═══ Rows ═══
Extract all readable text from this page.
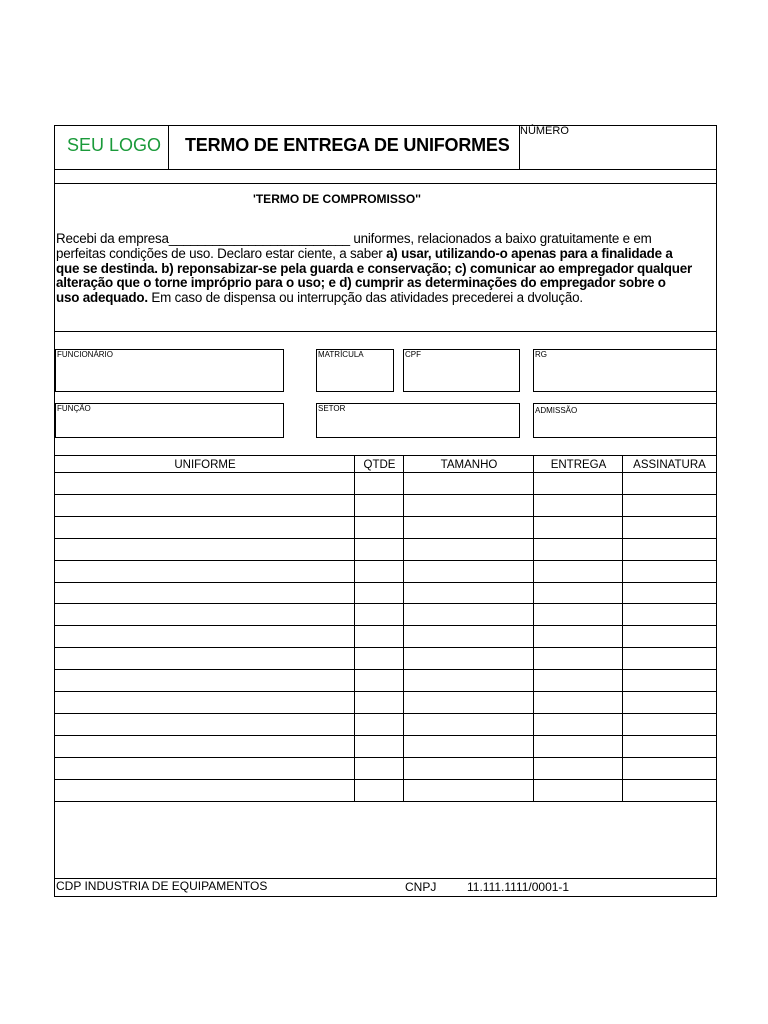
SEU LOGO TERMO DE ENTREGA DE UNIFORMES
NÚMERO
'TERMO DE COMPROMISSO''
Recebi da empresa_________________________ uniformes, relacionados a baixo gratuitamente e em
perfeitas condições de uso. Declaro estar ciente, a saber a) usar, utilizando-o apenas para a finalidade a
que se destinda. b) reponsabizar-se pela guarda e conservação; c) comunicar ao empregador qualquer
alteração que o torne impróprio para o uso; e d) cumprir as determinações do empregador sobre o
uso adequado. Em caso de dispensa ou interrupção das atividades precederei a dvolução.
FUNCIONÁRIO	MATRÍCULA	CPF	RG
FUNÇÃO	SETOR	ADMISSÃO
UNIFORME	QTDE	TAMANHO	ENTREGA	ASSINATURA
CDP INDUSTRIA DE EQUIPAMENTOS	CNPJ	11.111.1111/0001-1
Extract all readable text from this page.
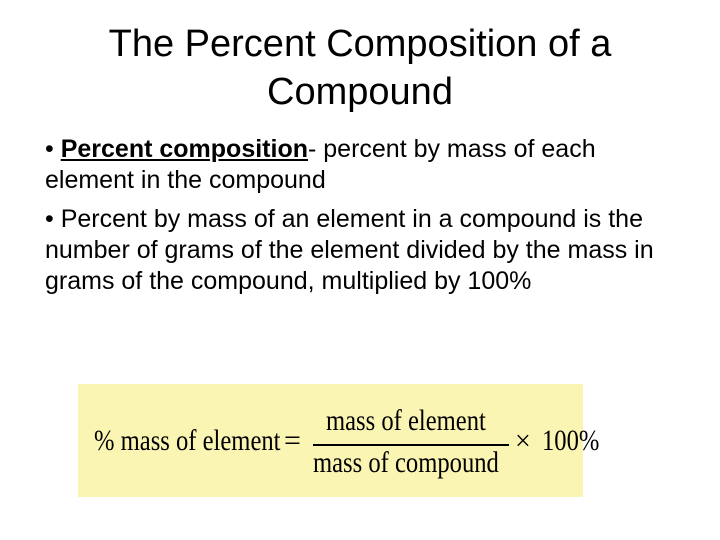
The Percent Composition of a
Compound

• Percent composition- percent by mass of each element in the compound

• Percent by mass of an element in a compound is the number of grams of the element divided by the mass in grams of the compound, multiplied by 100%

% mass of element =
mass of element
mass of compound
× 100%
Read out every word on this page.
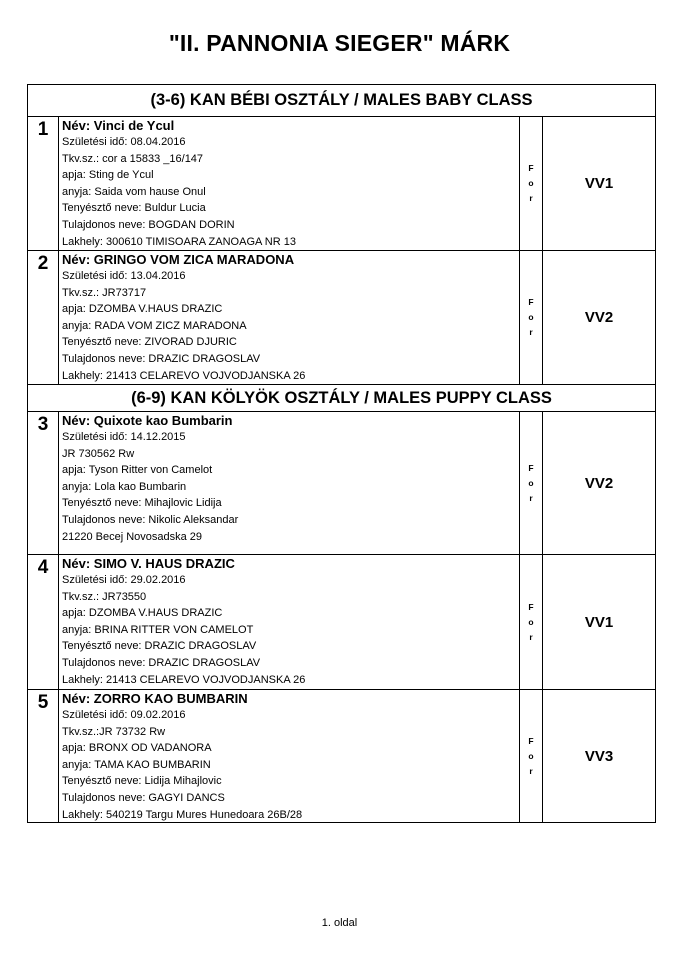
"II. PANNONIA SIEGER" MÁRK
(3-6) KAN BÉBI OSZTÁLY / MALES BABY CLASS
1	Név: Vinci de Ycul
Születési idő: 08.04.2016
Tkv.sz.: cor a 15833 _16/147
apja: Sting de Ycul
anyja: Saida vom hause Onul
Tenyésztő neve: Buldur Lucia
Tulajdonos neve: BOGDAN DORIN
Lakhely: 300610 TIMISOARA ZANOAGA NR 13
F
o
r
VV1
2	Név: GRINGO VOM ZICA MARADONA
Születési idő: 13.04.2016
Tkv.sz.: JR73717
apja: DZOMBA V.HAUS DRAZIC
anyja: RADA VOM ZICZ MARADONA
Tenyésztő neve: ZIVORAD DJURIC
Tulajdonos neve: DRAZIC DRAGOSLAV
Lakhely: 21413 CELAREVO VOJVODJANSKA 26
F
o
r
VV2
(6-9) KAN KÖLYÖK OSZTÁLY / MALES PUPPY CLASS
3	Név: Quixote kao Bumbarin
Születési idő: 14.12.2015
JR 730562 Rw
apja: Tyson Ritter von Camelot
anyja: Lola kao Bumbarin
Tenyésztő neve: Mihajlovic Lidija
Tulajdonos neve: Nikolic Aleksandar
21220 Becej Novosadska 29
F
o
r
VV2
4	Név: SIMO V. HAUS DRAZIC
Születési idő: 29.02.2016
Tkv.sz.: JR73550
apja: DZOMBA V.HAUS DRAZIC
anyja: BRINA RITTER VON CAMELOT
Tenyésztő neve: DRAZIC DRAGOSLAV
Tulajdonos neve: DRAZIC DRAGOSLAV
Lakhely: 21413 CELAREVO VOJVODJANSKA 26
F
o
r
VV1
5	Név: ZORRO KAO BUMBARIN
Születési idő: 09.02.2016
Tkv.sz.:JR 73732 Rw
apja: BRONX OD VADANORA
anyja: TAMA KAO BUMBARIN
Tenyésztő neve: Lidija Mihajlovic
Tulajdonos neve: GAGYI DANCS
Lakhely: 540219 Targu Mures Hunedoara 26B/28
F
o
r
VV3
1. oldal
═══
═══ Rows ═══
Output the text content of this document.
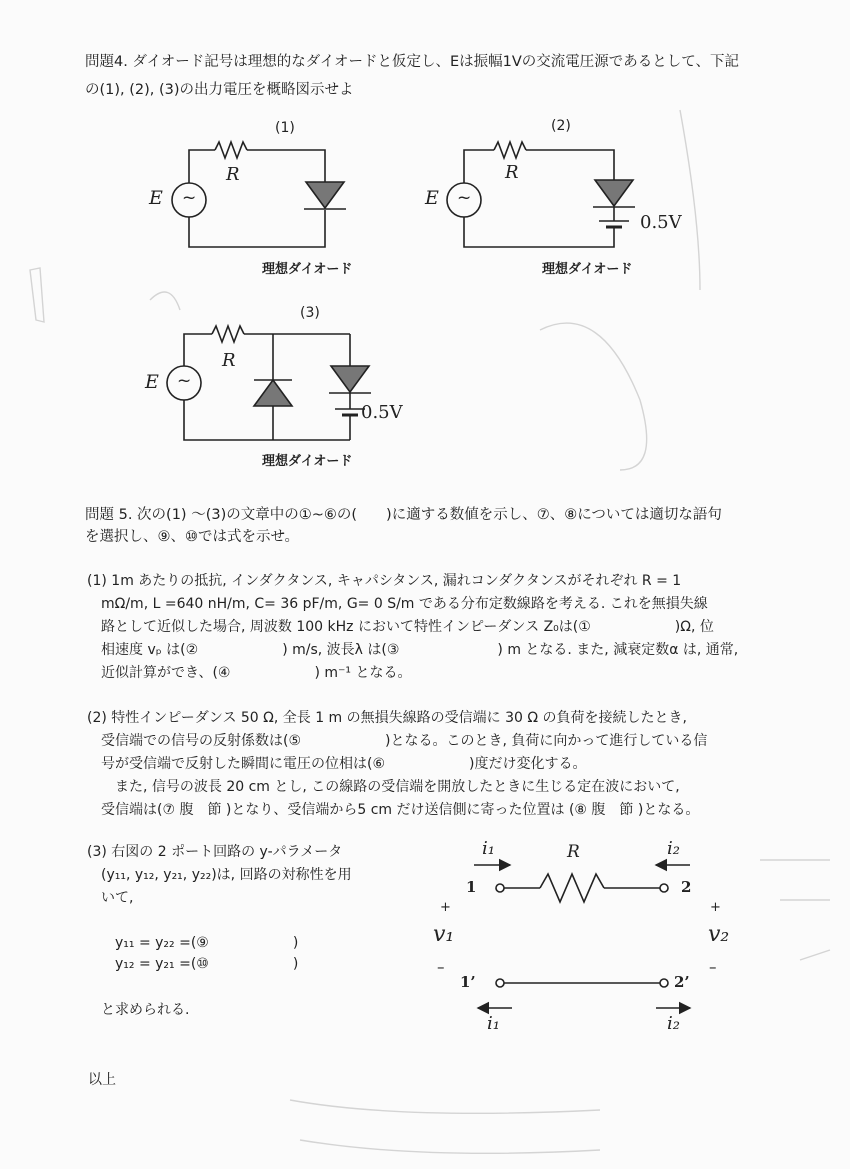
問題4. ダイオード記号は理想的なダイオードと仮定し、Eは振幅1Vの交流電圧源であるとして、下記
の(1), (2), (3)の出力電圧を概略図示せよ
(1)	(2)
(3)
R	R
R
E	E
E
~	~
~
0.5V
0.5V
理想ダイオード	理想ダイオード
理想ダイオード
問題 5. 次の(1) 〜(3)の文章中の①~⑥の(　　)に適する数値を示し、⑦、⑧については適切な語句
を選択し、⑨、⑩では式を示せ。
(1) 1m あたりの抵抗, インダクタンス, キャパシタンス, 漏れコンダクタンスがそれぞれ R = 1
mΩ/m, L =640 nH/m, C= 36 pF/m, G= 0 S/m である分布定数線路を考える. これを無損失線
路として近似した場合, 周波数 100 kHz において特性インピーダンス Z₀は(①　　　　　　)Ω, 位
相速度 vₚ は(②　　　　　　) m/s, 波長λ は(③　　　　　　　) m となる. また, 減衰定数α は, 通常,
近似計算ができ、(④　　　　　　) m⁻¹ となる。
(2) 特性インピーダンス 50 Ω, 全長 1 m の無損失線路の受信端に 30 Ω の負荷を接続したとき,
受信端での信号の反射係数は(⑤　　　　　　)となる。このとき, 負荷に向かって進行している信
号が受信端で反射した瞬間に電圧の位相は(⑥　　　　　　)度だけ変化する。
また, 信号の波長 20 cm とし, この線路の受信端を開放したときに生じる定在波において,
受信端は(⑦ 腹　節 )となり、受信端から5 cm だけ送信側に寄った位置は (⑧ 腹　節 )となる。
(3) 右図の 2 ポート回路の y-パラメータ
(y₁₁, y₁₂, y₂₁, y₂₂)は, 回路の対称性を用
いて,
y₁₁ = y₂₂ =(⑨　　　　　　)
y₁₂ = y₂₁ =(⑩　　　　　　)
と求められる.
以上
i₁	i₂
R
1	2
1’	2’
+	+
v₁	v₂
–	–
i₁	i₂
═══
═══ Rows ═══
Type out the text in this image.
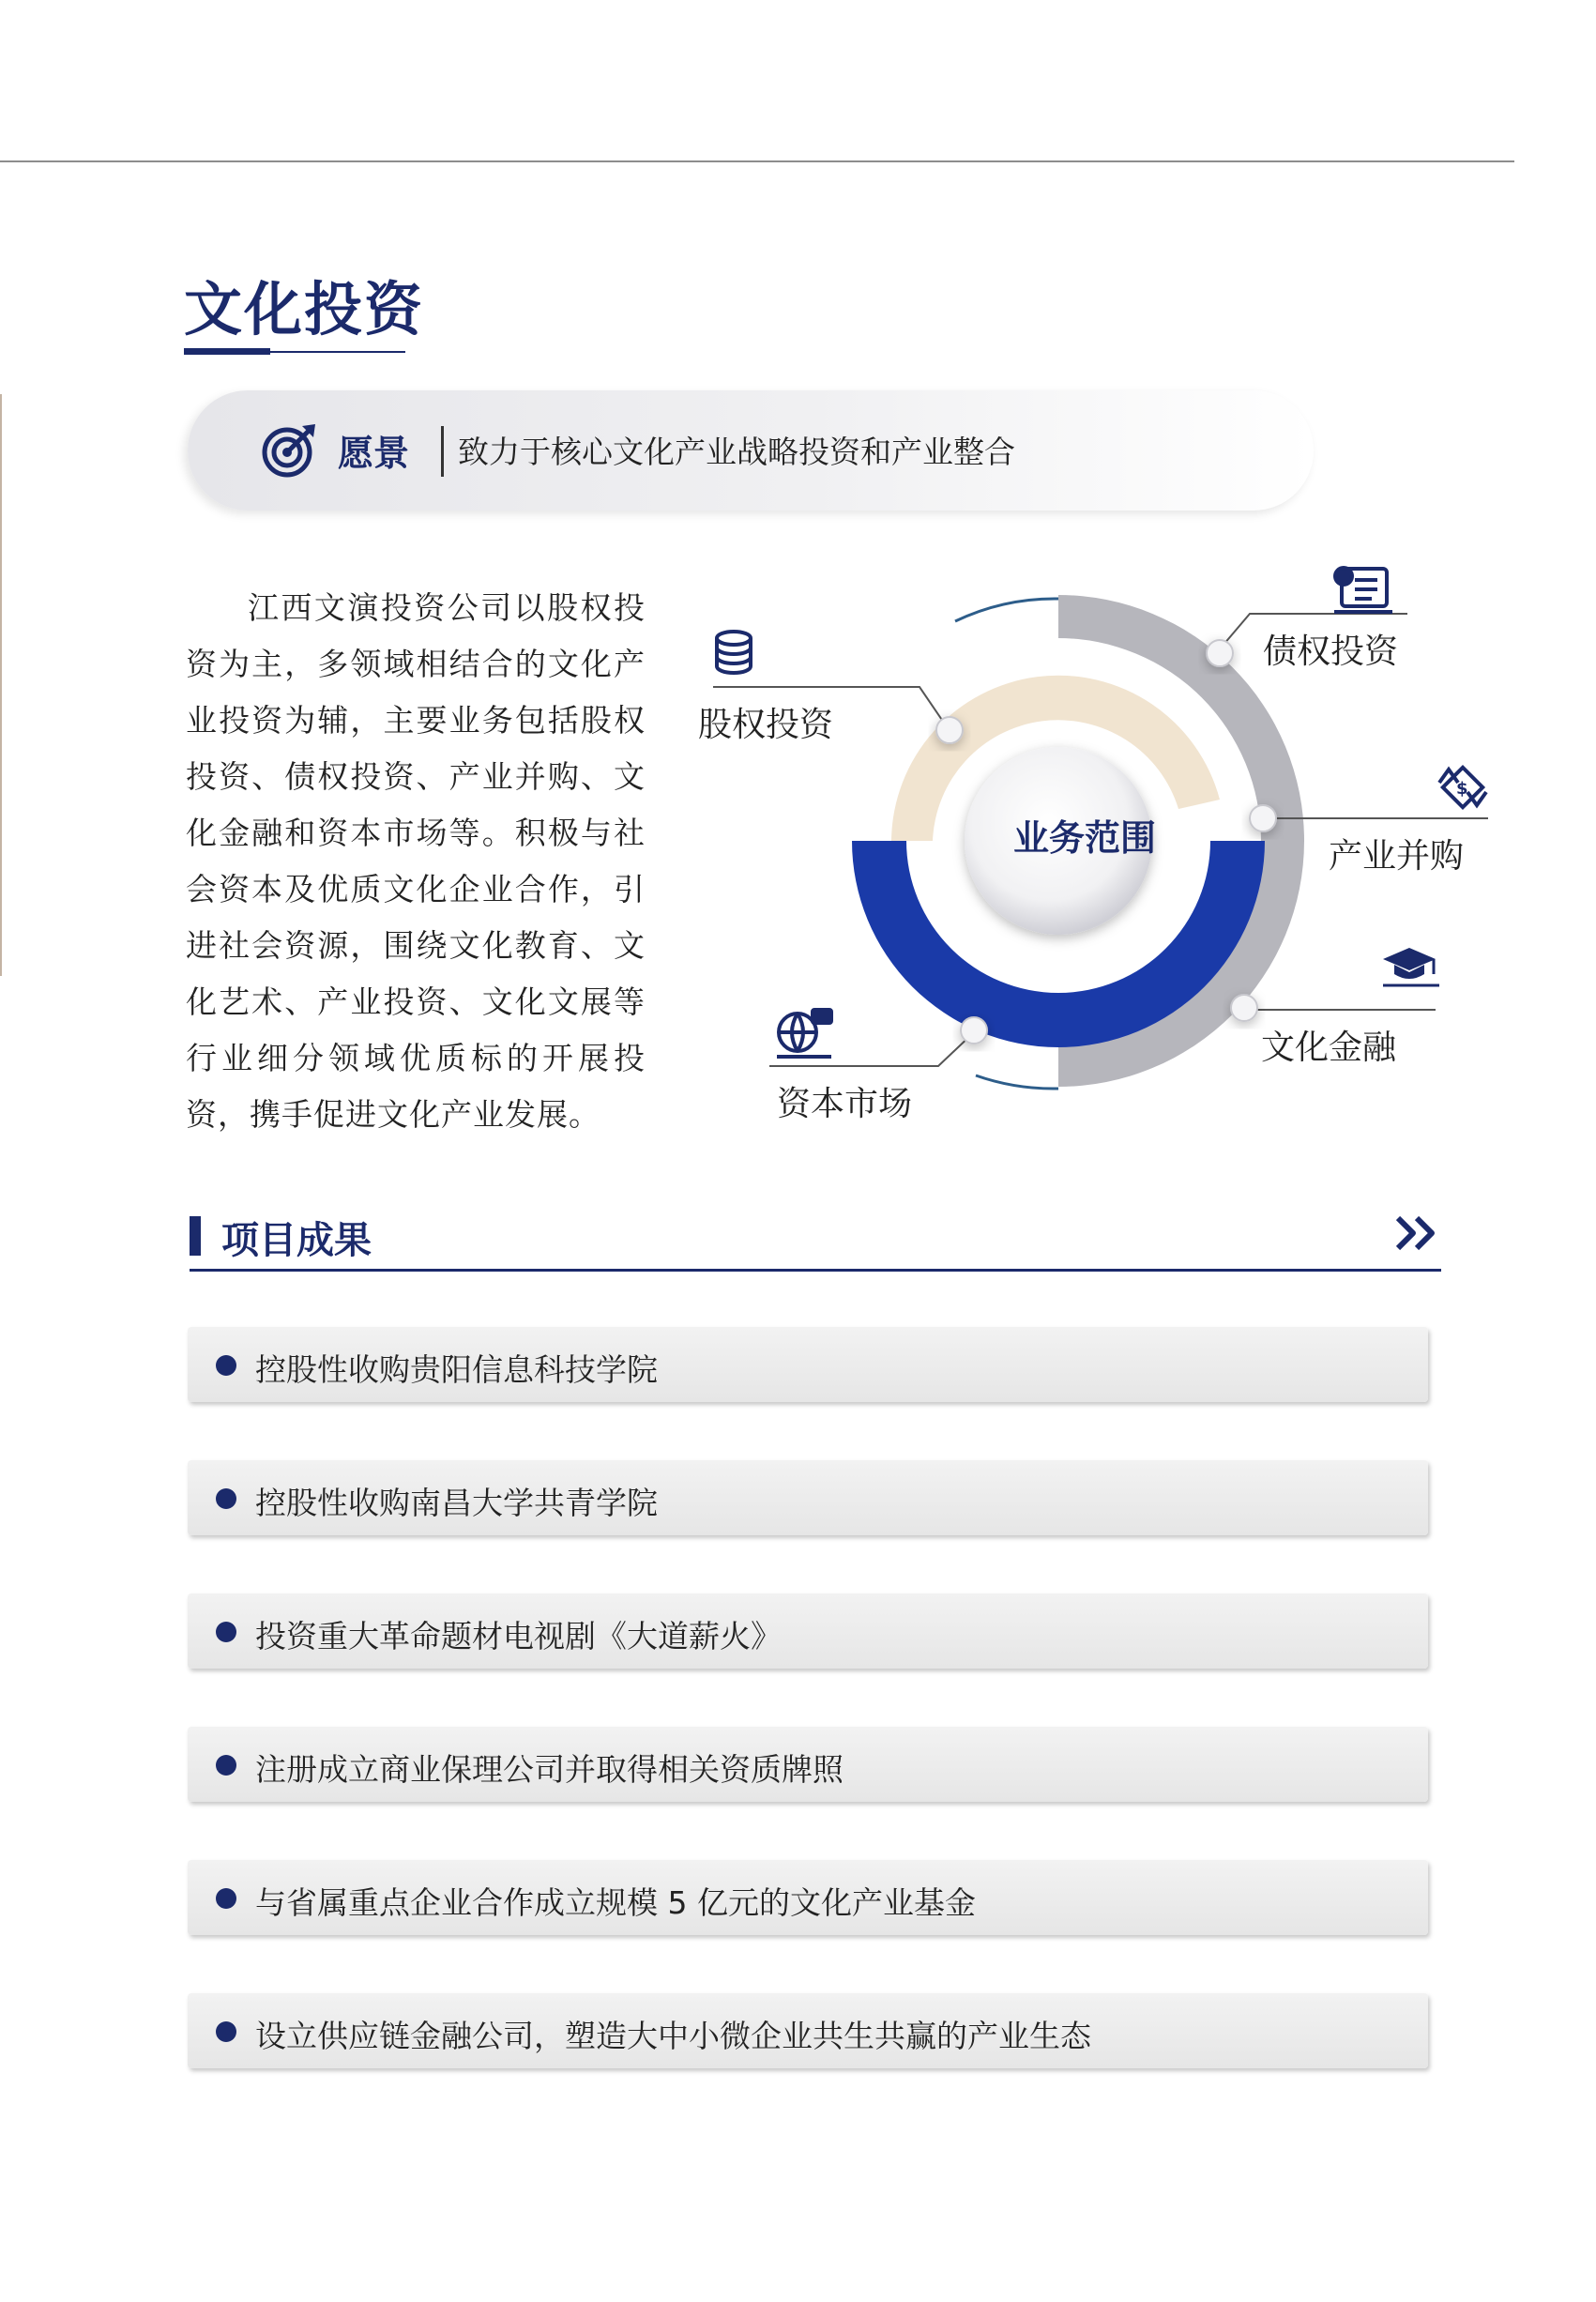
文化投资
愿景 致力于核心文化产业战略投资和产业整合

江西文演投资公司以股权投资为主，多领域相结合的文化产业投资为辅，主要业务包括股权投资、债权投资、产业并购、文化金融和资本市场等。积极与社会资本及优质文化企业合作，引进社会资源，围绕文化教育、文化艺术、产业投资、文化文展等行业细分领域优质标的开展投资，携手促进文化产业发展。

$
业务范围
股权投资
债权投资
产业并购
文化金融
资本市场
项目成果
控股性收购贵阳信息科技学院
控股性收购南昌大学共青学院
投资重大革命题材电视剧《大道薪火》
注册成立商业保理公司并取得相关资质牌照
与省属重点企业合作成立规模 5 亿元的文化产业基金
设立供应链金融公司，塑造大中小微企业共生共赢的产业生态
═══
| Short problem |
Collect every line above that contains the word "Mihajlovic".

| Reply to the task |
Tenyésztő neve: Mihajlovic Lidija
Tenyésztő neve: Lidija Mihajlovic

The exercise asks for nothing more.